> **Stated task**: Retype the items from the line with "Give me the" to the line with "file-icon xyxy=(265,224,275,236)", both lines included, and leave out the pictures.

> **Task data**:
----
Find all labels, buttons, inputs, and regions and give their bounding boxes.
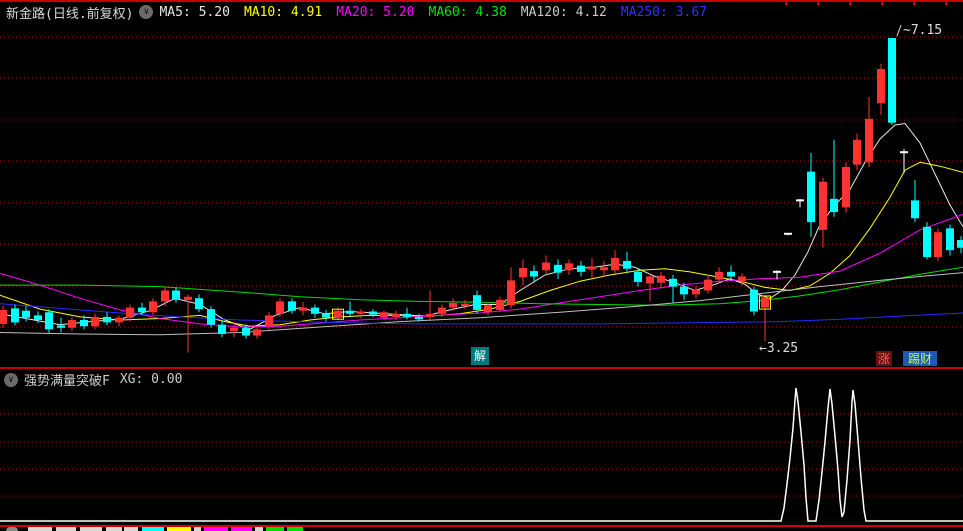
----
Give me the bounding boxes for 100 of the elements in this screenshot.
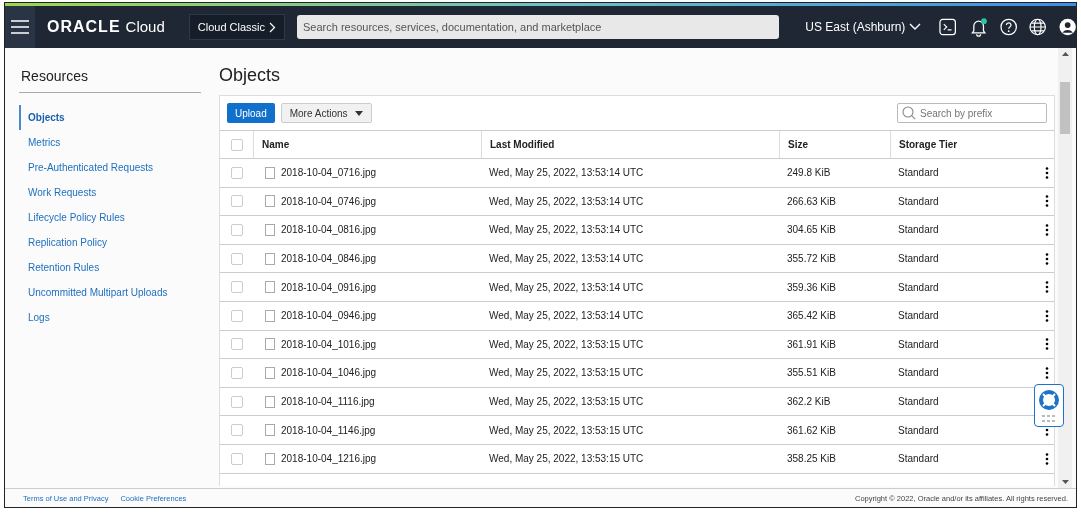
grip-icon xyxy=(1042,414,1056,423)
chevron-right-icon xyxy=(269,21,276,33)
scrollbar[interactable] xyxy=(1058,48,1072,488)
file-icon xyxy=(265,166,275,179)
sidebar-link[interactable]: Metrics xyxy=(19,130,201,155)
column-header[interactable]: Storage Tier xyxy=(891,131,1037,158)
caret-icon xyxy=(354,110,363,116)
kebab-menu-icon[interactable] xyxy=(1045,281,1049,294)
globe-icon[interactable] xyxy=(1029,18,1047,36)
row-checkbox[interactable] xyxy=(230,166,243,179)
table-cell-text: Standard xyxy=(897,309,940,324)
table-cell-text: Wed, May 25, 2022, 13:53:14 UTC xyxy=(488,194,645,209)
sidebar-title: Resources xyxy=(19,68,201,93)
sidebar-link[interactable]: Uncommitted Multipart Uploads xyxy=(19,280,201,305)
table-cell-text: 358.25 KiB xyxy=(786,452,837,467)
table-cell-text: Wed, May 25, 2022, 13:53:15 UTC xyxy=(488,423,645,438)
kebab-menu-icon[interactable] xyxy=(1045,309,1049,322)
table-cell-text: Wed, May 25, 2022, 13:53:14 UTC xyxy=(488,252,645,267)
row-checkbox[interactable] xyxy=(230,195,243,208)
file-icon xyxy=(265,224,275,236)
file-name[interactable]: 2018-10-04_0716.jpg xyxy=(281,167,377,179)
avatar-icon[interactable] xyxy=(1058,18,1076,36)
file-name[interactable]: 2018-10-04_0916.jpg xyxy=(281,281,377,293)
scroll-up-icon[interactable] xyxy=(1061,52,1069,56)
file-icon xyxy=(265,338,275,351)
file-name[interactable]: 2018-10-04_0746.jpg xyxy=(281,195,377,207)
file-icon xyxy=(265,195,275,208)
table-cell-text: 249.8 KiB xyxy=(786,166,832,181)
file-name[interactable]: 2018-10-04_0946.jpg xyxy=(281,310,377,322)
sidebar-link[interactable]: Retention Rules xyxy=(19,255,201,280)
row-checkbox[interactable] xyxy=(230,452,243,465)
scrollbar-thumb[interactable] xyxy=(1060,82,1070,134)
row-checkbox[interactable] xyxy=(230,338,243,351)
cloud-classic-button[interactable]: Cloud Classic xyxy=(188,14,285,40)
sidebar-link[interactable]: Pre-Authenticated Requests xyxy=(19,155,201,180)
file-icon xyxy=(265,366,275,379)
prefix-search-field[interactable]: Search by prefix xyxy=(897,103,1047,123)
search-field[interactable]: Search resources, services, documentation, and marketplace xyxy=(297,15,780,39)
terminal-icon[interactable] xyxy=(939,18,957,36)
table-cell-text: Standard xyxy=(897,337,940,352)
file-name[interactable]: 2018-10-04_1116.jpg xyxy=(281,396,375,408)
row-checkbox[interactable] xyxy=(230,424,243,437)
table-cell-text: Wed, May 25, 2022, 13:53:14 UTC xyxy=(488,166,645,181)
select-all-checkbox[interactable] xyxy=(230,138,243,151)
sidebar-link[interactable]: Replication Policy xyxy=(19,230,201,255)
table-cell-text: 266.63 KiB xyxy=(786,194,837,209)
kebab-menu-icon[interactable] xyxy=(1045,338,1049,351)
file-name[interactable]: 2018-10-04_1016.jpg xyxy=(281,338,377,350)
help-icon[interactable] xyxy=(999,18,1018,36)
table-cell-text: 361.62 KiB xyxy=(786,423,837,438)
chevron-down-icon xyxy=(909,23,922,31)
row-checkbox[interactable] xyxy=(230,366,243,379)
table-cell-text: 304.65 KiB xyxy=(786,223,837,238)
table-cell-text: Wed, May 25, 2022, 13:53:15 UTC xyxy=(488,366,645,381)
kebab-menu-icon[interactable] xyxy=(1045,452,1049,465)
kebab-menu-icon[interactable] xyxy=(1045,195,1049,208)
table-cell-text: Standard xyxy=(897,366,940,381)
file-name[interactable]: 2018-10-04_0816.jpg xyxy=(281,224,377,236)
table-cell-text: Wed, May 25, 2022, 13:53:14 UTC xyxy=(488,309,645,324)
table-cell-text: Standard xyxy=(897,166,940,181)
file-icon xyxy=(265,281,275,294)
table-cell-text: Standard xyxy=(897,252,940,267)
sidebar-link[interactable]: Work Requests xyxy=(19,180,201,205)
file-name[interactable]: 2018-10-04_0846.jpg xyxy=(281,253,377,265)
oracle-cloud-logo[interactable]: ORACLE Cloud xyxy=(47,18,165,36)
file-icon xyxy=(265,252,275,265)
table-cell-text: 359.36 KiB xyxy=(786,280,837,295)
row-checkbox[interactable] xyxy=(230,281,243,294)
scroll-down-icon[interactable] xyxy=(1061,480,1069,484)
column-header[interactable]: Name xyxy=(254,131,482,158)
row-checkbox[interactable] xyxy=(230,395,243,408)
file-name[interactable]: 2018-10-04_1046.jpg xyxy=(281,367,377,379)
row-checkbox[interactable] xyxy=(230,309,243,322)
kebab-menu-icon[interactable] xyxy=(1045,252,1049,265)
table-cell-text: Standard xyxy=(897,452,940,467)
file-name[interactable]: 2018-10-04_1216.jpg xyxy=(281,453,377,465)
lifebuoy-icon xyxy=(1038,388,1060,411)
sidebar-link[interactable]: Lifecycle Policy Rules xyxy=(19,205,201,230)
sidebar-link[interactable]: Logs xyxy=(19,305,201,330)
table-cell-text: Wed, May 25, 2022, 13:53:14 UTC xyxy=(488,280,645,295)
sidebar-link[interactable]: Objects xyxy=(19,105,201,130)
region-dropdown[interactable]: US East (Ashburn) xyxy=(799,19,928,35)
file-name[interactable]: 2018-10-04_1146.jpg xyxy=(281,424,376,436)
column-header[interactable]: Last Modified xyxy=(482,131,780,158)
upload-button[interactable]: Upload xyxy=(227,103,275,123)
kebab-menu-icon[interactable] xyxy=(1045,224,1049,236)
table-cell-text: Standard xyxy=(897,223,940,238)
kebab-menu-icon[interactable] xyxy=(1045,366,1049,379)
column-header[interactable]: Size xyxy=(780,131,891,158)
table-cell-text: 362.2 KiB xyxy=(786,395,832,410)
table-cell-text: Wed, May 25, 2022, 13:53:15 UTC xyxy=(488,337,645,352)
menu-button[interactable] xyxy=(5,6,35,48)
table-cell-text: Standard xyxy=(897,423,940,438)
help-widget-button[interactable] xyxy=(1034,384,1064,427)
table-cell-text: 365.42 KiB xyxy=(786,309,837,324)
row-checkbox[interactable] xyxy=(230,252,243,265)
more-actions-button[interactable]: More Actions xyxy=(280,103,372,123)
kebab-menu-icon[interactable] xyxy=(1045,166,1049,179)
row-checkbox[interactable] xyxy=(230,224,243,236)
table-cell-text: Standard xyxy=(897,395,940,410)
----
> **Reply to the task**:
Give me the bounding boxes for 100 of the elements in this screenshot.
grip-icon xyxy=(1042,414,1056,423)
chevron-right-icon xyxy=(269,21,276,33)
scrollbar[interactable] xyxy=(1058,48,1072,488)
file-icon xyxy=(265,166,275,179)
sidebar-link[interactable]: Metrics xyxy=(19,130,201,155)
column-header[interactable]: Storage Tier xyxy=(891,131,1037,158)
caret-icon xyxy=(354,110,363,116)
kebab-menu-icon[interactable] xyxy=(1045,281,1049,294)
globe-icon[interactable] xyxy=(1029,18,1047,36)
row-checkbox[interactable] xyxy=(230,166,243,179)
table-cell-text: Standard xyxy=(897,309,940,324)
table-cell-text: Wed, May 25, 2022, 13:53:14 UTC xyxy=(488,194,645,209)
sidebar-title: Resources xyxy=(19,68,201,93)
sidebar-link[interactable]: Uncommitted Multipart Uploads xyxy=(19,280,201,305)
table-cell-text: 358.25 KiB xyxy=(786,452,837,467)
table-cell-text: Wed, May 25, 2022, 13:53:15 UTC xyxy=(488,423,645,438)
kebab-menu-icon[interactable] xyxy=(1045,309,1049,322)
table-cell-text: Wed, May 25, 2022, 13:53:14 UTC xyxy=(488,252,645,267)
row-checkbox[interactable] xyxy=(230,195,243,208)
file-icon xyxy=(265,224,275,236)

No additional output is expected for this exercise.